__Tâches à effectuer__:
A. Répondez à ces questions d'après l'extrait sur les accords de Minsk :
(i) À quelle date le « protocole de Minsk » a-t-il été signé ?
(ii) Quels pays ont chapeauté les « accords de Minsk » de début 2015 ?
(iii) Dans quelle ville Volodymyr Zelensky s'est-il exprimé devant la presse ?
B. Recopiez dans l'extrait sur les accords de Minsk le passage qui va de « Deux accords signés » jusqu'à « France et l’Allemagne. ».

__Extrait à lire__:
C’est d’ailleurs ce que ne cesse de répéter le président ukrainien Volodymyr Zelensky, poussé par Donald Trump à accepter un cessez-le-feu à tout prix. « Ce sera un échec pour tout le monde si l’Ukraine est forcée à un cessez-le-feu sans de sérieuses garanties de sécurité », a-t-il déclaré devant la presse à Londres dans la nuit de dimanche à lundi, alors que les États-Unis refusent de fournir ces garanties de sécurité. « Imaginons que, dans une semaine (après une potentielle trêve), les Russes recommencent à nous tuer et que nous ripostions, ce qui serait totalement compréhensible. Qu’est-ce qui se passera ? », a-t-il poursuivi, évoquant le cessez-le-feu en vigueur dans l’est de l’Ukraine entre 2015 et l’invasion russe de février 2022. « Les Russes diront la même chose qu’il y a 10 ans, que ce sont les Ukrainiens qui ont violé le cessez-le-feu », a-t-il affirmé.
Deux accords signés en 2014 et 2015…
Quel est cet accord de cessez-le-feu évoqué par le président ukrainien et Emmanuel Macron ? Après l’annexion de la Crimée et l’invasion du Donbass en 2014, Vladimir Poutine et le président ukrainien de l’époque Petro Porochenko avaient conclu quelques mois plus tard une trêve pour mettre fin aux combats à l’est de l’Ukraine. Dans un premier temps, avait été signé le « protocole de Minsk », le 5 septembre 2014. Pas respecté par la Russie, il avait été renforcé par les « accords de Minsk » début 2015, chapeauté par la France et l’Allemagne.
Les accords prévoyaient notamment un cessez-le-feu, l’échange de prisonniers, le retrait de troupes et matériel militaires, l’amnistie ukrainienne des participants au conflit, la reconnaissance par l’Ukraine d’une autonomie de fait du Donbass, l’organisation d’élections. La Russie devait aussi permettre à l’Ukraine de reprendre la main sur le contrôle de sa frontière.
…et jamais respectés
Mais aucune disposition n’a été intégralement appliquée ; le cessez-le-feu n’a jamais été respecté et les armes lourdes n’ont jamais disparu du terrain. Pour ne pas appliquer les dispositions des accords – pas assez précis dans leur rédaction, notamment sur un calendrier – chaque camp se retranchait derrière ses priorités : l’application des mesures politiques pour la Russie, la garantie de sécurité sur son territoire pour l’Ukraine.
« La Russie s’est mise à presser l’Ukraine de s’acquitter intégralement de la partie politique de l’Accord, exigeant qu’elle apporte des amendements à sa Constitution et organise des élections dans les territoires ukrainiens occupés avant d’avoir pu rétablir son contrôle sur sa frontière et avant que le cessez-le-feu ne soit effectif », écrit la Fondation Jean Jaurès dans une note sur les Accords de Minsk (nouvelle fenêtre). Elle poursuit : « Cependant, l’Ukraine a trouvé des arguments pour refuser d’organiser des élections et de les reconnaître dans les territoires disputés. Selon les dirigeants ukrainiens, il faut d’abord mettre fin aux hostilités, proclamer un cessez-le-feu général, retirer le matériel militaire et libérer le Donbass des troupes russes. La Russie soutient que son armée n’est pas dans le Donbass et que ceux qui s’y trouvent sont des volontaires, qui font partie des ‘unités de police’ locales conformes aux dispositions des Accords. »

__Entrées__:
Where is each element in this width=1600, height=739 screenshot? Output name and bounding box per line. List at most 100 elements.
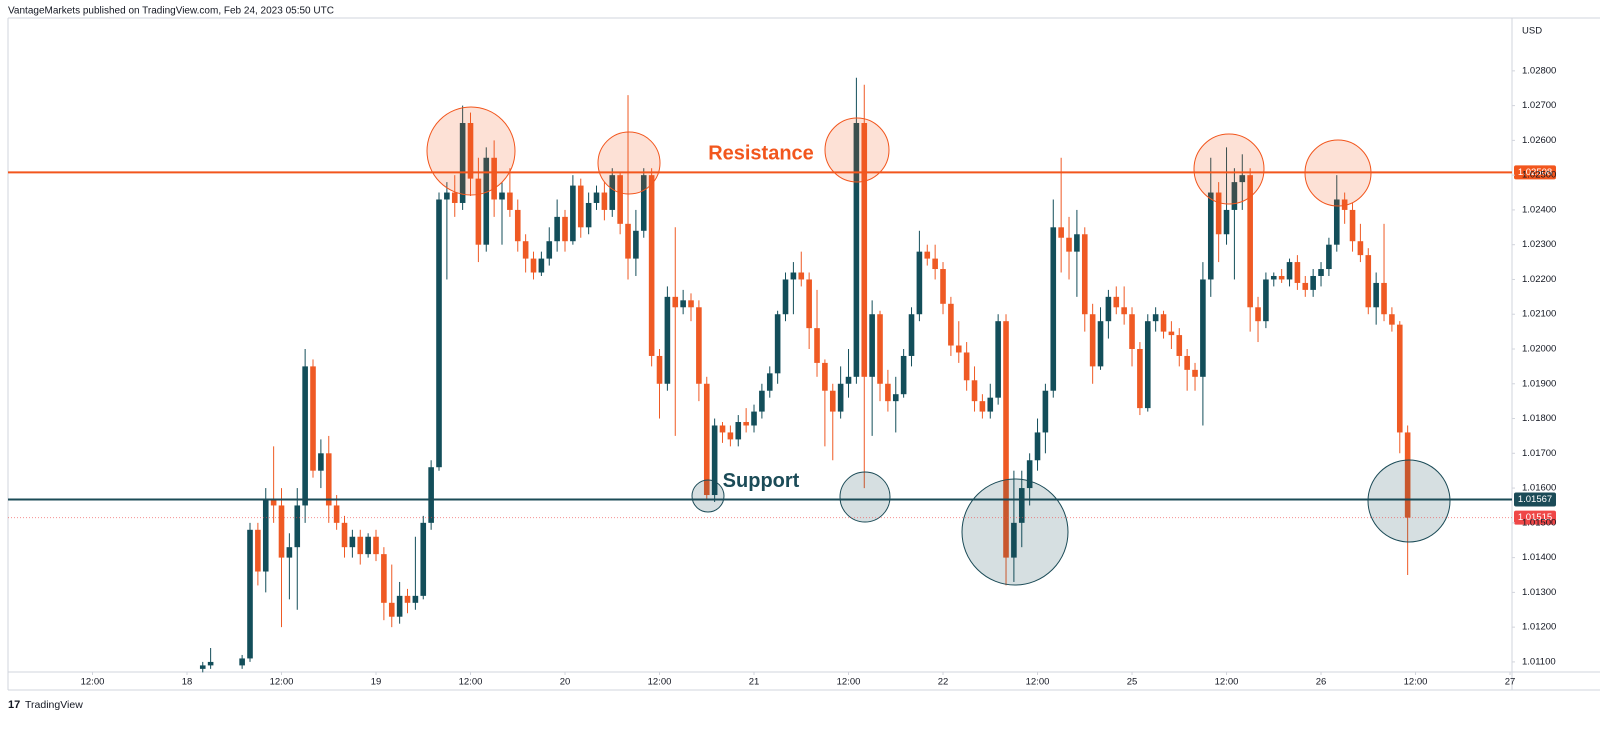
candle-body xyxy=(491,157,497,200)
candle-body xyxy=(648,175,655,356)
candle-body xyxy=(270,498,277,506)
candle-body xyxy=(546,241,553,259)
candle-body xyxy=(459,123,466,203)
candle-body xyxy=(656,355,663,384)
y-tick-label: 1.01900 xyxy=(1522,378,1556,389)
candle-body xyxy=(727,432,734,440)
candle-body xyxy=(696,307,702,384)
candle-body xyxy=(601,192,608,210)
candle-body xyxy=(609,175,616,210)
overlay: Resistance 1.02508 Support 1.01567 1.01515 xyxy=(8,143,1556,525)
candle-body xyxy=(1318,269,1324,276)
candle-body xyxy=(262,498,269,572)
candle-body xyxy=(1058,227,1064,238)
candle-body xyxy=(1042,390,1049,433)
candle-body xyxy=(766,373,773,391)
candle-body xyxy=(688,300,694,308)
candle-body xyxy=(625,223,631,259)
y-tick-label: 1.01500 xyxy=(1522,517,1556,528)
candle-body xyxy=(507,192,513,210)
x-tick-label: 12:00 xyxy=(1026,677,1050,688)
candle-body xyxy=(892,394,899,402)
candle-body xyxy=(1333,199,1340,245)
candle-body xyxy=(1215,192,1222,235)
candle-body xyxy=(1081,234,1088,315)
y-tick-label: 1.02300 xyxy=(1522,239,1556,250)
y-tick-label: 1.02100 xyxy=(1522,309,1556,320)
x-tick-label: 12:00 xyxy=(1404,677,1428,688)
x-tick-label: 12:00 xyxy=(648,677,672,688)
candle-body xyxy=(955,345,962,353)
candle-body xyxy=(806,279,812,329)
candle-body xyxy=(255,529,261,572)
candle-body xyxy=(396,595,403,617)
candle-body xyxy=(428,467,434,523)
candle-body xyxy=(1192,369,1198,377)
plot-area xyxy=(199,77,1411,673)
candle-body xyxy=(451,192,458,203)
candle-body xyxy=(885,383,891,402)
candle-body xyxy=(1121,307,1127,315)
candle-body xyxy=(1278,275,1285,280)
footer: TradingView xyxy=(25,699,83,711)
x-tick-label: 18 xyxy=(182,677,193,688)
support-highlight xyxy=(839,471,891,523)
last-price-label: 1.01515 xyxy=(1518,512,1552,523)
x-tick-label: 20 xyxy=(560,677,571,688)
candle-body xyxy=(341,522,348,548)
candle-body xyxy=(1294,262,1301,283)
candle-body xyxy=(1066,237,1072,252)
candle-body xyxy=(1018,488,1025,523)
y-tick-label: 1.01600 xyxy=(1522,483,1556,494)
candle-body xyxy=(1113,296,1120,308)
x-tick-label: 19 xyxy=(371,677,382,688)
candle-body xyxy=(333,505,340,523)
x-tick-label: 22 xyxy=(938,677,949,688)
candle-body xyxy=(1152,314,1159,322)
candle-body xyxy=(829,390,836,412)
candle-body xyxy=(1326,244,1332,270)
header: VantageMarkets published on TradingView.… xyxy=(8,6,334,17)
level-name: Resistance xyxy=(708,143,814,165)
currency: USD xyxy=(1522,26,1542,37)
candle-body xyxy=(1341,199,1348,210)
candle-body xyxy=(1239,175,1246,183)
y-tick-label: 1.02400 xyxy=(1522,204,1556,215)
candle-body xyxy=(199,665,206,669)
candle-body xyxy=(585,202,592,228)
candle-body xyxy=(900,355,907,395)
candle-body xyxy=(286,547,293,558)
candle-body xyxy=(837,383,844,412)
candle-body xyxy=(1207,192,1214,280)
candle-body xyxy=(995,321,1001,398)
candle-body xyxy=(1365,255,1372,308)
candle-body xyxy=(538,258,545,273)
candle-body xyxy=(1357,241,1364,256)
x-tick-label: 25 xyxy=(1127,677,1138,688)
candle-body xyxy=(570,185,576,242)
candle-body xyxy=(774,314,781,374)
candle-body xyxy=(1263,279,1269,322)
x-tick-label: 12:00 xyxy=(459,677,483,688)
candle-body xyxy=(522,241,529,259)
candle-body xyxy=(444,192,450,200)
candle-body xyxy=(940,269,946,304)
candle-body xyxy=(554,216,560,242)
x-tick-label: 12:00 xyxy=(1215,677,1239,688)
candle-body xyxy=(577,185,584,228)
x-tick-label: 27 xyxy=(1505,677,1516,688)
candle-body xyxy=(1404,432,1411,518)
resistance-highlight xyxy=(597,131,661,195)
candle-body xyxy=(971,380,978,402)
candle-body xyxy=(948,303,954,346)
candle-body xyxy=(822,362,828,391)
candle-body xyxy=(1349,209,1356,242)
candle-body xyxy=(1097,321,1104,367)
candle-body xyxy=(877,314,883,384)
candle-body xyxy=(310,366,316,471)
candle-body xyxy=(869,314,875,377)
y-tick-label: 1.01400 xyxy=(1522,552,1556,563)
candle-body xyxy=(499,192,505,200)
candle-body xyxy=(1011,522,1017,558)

__Réponses par tâche__:
A.
(i) Le 5 septembre 2014.
(ii) La France et l'Allemagne.
(iii) À Londres.

B.
Deux accords signés en 2014 et 2015…
Quel est cet accord de cessez-le-feu évoqué par le président ukrainien et Emmanuel Macron ? Après l’annexion de la Crimée et l’invasion du Donbass en 2014, Vladimir Poutine et le président ukrainien de l’époque Petro Porochenko avaient conclu quelques mois plus tard une trêve pour mettre fin aux combats à l’est de l’Ukraine. Dans un premier temps, avait été signé le « protocole de Minsk », le 5 septembre 2014. Pas respecté par la Russie, il avait été renforcé par les « accords de Minsk » début 2015, chapeauté par la France et l’Allemagne.